Short exercise - Pictures within the data are to be left out; everything else must be reproduced exactly.
# # # # # # #
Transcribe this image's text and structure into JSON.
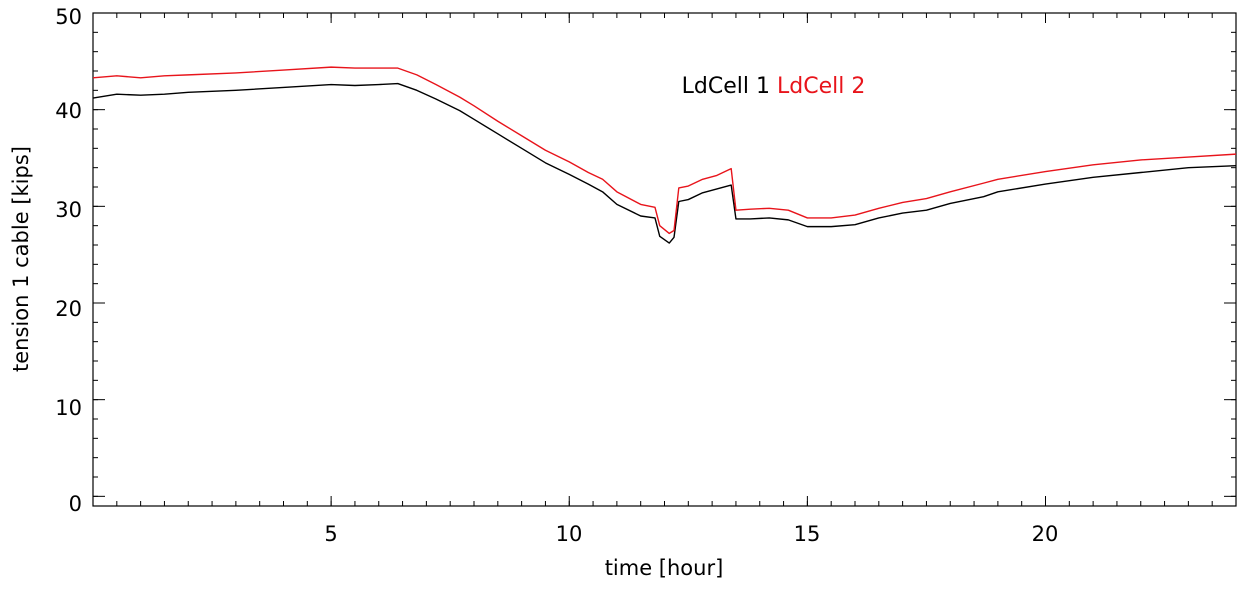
{
  "chart_data": {
    "type": "line",
    "title": "",
    "xlabel": "time [hour]",
    "ylabel": "tension 1 cable [kips]",
    "xlim": [
      0,
      24
    ],
    "ylim": [
      -1,
      50
    ],
    "xticks": [
      5,
      10,
      15,
      20
    ],
    "yticks": [
      0,
      10,
      20,
      30,
      40,
      50
    ],
    "x_tick_labels": [
      "5",
      "10",
      "15",
      "20"
    ],
    "y_tick_labels": [
      "0",
      "10",
      "20",
      "30",
      "40",
      "50"
    ],
    "x_minor_step": 0.5,
    "y_minor_step": 2,
    "grid": false,
    "legend_placement": "top-center",
    "series": [
      {
        "name": "LdCell 1",
        "color": "#000000",
        "points": [
          [
            0,
            41.2
          ],
          [
            0.5,
            41.6
          ],
          [
            1,
            41.5
          ],
          [
            1.5,
            41.6
          ],
          [
            2,
            41.8
          ],
          [
            3,
            42.0
          ],
          [
            4,
            42.3
          ],
          [
            5,
            42.6
          ],
          [
            5.5,
            42.5
          ],
          [
            6,
            42.6
          ],
          [
            6.4,
            42.7
          ],
          [
            6.8,
            42.0
          ],
          [
            7.2,
            41.1
          ],
          [
            7.7,
            39.9
          ],
          [
            8,
            39.0
          ],
          [
            8.5,
            37.5
          ],
          [
            9,
            36.0
          ],
          [
            9.5,
            34.5
          ],
          [
            10,
            33.3
          ],
          [
            10.4,
            32.3
          ],
          [
            10.7,
            31.5
          ],
          [
            11,
            30.2
          ],
          [
            11.5,
            29.0
          ],
          [
            11.8,
            28.8
          ],
          [
            11.9,
            26.9
          ],
          [
            12.1,
            26.2
          ],
          [
            12.2,
            26.8
          ],
          [
            12.3,
            30.5
          ],
          [
            12.5,
            30.7
          ],
          [
            12.8,
            31.4
          ],
          [
            13.1,
            31.8
          ],
          [
            13.4,
            32.2
          ],
          [
            13.5,
            28.7
          ],
          [
            13.8,
            28.7
          ],
          [
            14.2,
            28.8
          ],
          [
            14.6,
            28.6
          ],
          [
            15,
            27.9
          ],
          [
            15.5,
            27.9
          ],
          [
            16,
            28.1
          ],
          [
            16.5,
            28.8
          ],
          [
            17,
            29.3
          ],
          [
            17.5,
            29.6
          ],
          [
            18,
            30.3
          ],
          [
            18.7,
            31.0
          ],
          [
            19,
            31.5
          ],
          [
            20,
            32.3
          ],
          [
            21,
            33.0
          ],
          [
            22,
            33.5
          ],
          [
            23,
            34.0
          ],
          [
            24,
            34.2
          ]
        ]
      },
      {
        "name": "LdCell 2",
        "color": "#e8141b",
        "points": [
          [
            0,
            43.3
          ],
          [
            0.5,
            43.5
          ],
          [
            1,
            43.3
          ],
          [
            1.5,
            43.5
          ],
          [
            2,
            43.6
          ],
          [
            3,
            43.8
          ],
          [
            4,
            44.1
          ],
          [
            5,
            44.4
          ],
          [
            5.5,
            44.3
          ],
          [
            6,
            44.3
          ],
          [
            6.4,
            44.3
          ],
          [
            6.8,
            43.6
          ],
          [
            7.2,
            42.6
          ],
          [
            7.7,
            41.3
          ],
          [
            8,
            40.4
          ],
          [
            8.5,
            38.8
          ],
          [
            9,
            37.3
          ],
          [
            9.5,
            35.8
          ],
          [
            10,
            34.6
          ],
          [
            10.4,
            33.5
          ],
          [
            10.7,
            32.8
          ],
          [
            11,
            31.5
          ],
          [
            11.5,
            30.2
          ],
          [
            11.8,
            29.9
          ],
          [
            11.9,
            28.0
          ],
          [
            12.1,
            27.2
          ],
          [
            12.2,
            27.5
          ],
          [
            12.3,
            31.9
          ],
          [
            12.5,
            32.1
          ],
          [
            12.8,
            32.8
          ],
          [
            13.1,
            33.2
          ],
          [
            13.4,
            33.9
          ],
          [
            13.5,
            29.6
          ],
          [
            13.8,
            29.7
          ],
          [
            14.2,
            29.8
          ],
          [
            14.6,
            29.6
          ],
          [
            15,
            28.8
          ],
          [
            15.5,
            28.8
          ],
          [
            16,
            29.1
          ],
          [
            16.5,
            29.8
          ],
          [
            17,
            30.4
          ],
          [
            17.5,
            30.8
          ],
          [
            18,
            31.5
          ],
          [
            18.7,
            32.4
          ],
          [
            19,
            32.8
          ],
          [
            20,
            33.6
          ],
          [
            21,
            34.3
          ],
          [
            22,
            34.8
          ],
          [
            23,
            35.1
          ],
          [
            24,
            35.4
          ]
        ]
      }
    ]
  }
}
# # # # # # #
Finished exercise -
Transcribe this image's text and structure into JSON.
{
  "chart_data": {
    "type": "line",
    "title": "",
    "xlabel": "time [hour]",
    "ylabel": "tension 1 cable [kips]",
    "xlim": [
      0,
      24
    ],
    "ylim": [
      -1,
      50
    ],
    "xticks": [
      5,
      10,
      15,
      20
    ],
    "yticks": [
      0,
      10,
      20,
      30,
      40,
      50
    ],
    "x_tick_labels": [
      "5",
      "10",
      "15",
      "20"
    ],
    "y_tick_labels": [
      "0",
      "10",
      "20",
      "30",
      "40",
      "50"
    ],
    "x_minor_step": 0.5,
    "y_minor_step": 2,
    "grid": false,
    "legend_placement": "top-center",
    "series": [
      {
        "name": "LdCell 1",
        "color": "#000000",
        "points": [
          [
            0,
            41.2
          ],
          [
            0.5,
            41.6
          ],
          [
            1,
            41.5
          ],
          [
            1.5,
            41.6
          ],
          [
            2,
            41.8
          ],
          [
            3,
            42.0
          ],
          [
            4,
            42.3
          ],
          [
            5,
            42.6
          ],
          [
            5.5,
            42.5
          ],
          [
            6,
            42.6
          ],
          [
            6.4,
            42.7
          ],
          [
            6.8,
            42.0
          ],
          [
            7.2,
            41.1
          ],
          [
            7.7,
            39.9
          ],
          [
            8,
            39.0
          ],
          [
            8.5,
            37.5
          ],
          [
            9,
            36.0
          ],
          [
            9.5,
            34.5
          ],
          [
            10,
            33.3
          ],
          [
            10.4,
            32.3
          ],
          [
            10.7,
            31.5
          ],
          [
            11,
            30.2
          ],
          [
            11.5,
            29.0
          ],
          [
            11.8,
            28.8
          ],
          [
            11.9,
            26.9
          ],
          [
            12.1,
            26.2
          ],
          [
            12.2,
            26.8
          ],
          [
            12.3,
            30.5
          ],
          [
            12.5,
            30.7
          ],
          [
            12.8,
            31.4
          ],
          [
            13.1,
            31.8
          ],
          [
            13.4,
            32.2
          ],
          [
            13.5,
            28.7
          ],
          [
            13.8,
            28.7
          ],
          [
            14.2,
            28.8
          ],
          [
            14.6,
            28.6
          ],
          [
            15,
            27.9
          ],
          [
            15.5,
            27.9
          ],
          [
            16,
            28.1
          ],
          [
            16.5,
            28.8
          ],
          [
            17,
            29.3
          ],
          [
            17.5,
            29.6
          ],
          [
            18,
            30.3
          ],
          [
            18.7,
            31.0
          ],
          [
            19,
            31.5
          ],
          [
            20,
            32.3
          ],
          [
            21,
            33.0
          ],
          [
            22,
            33.5
          ],
          [
            23,
            34.0
          ],
          [
            24,
            34.2
          ]
        ]
      },
      {
        "name": "LdCell 2",
        "color": "#e8141b",
        "points": [
          [
            0,
            43.3
          ],
          [
            0.5,
            43.5
          ],
          [
            1,
            43.3
          ],
          [
            1.5,
            43.5
          ],
          [
            2,
            43.6
          ],
          [
            3,
            43.8
          ],
          [
            4,
            44.1
          ],
          [
            5,
            44.4
          ],
          [
            5.5,
            44.3
          ],
          [
            6,
            44.3
          ],
          [
            6.4,
            44.3
          ],
          [
            6.8,
            43.6
          ],
          [
            7.2,
            42.6
          ],
          [
            7.7,
            41.3
          ],
          [
            8,
            40.4
          ],
          [
            8.5,
            38.8
          ],
          [
            9,
            37.3
          ],
          [
            9.5,
            35.8
          ],
          [
            10,
            34.6
          ],
          [
            10.4,
            33.5
          ],
          [
            10.7,
            32.8
          ],
          [
            11,
            31.5
          ],
          [
            11.5,
            30.2
          ],
          [
            11.8,
            29.9
          ],
          [
            11.9,
            28.0
          ],
          [
            12.1,
            27.2
          ],
          [
            12.2,
            27.5
          ],
          [
            12.3,
            31.9
          ],
          [
            12.5,
            32.1
          ],
          [
            12.8,
            32.8
          ],
          [
            13.1,
            33.2
          ],
          [
            13.4,
            33.9
          ],
          [
            13.5,
            29.6
          ],
          [
            13.8,
            29.7
          ],
          [
            14.2,
            29.8
          ],
          [
            14.6,
            29.6
          ],
          [
            15,
            28.8
          ],
          [
            15.5,
            28.8
          ],
          [
            16,
            29.1
          ],
          [
            16.5,
            29.8
          ],
          [
            17,
            30.4
          ],
          [
            17.5,
            30.8
          ],
          [
            18,
            31.5
          ],
          [
            18.7,
            32.4
          ],
          [
            19,
            32.8
          ],
          [
            20,
            33.6
          ],
          [
            21,
            34.3
          ],
          [
            22,
            34.8
          ],
          [
            23,
            35.1
          ],
          [
            24,
            35.4
          ]
        ]
      }
    ]
  }
}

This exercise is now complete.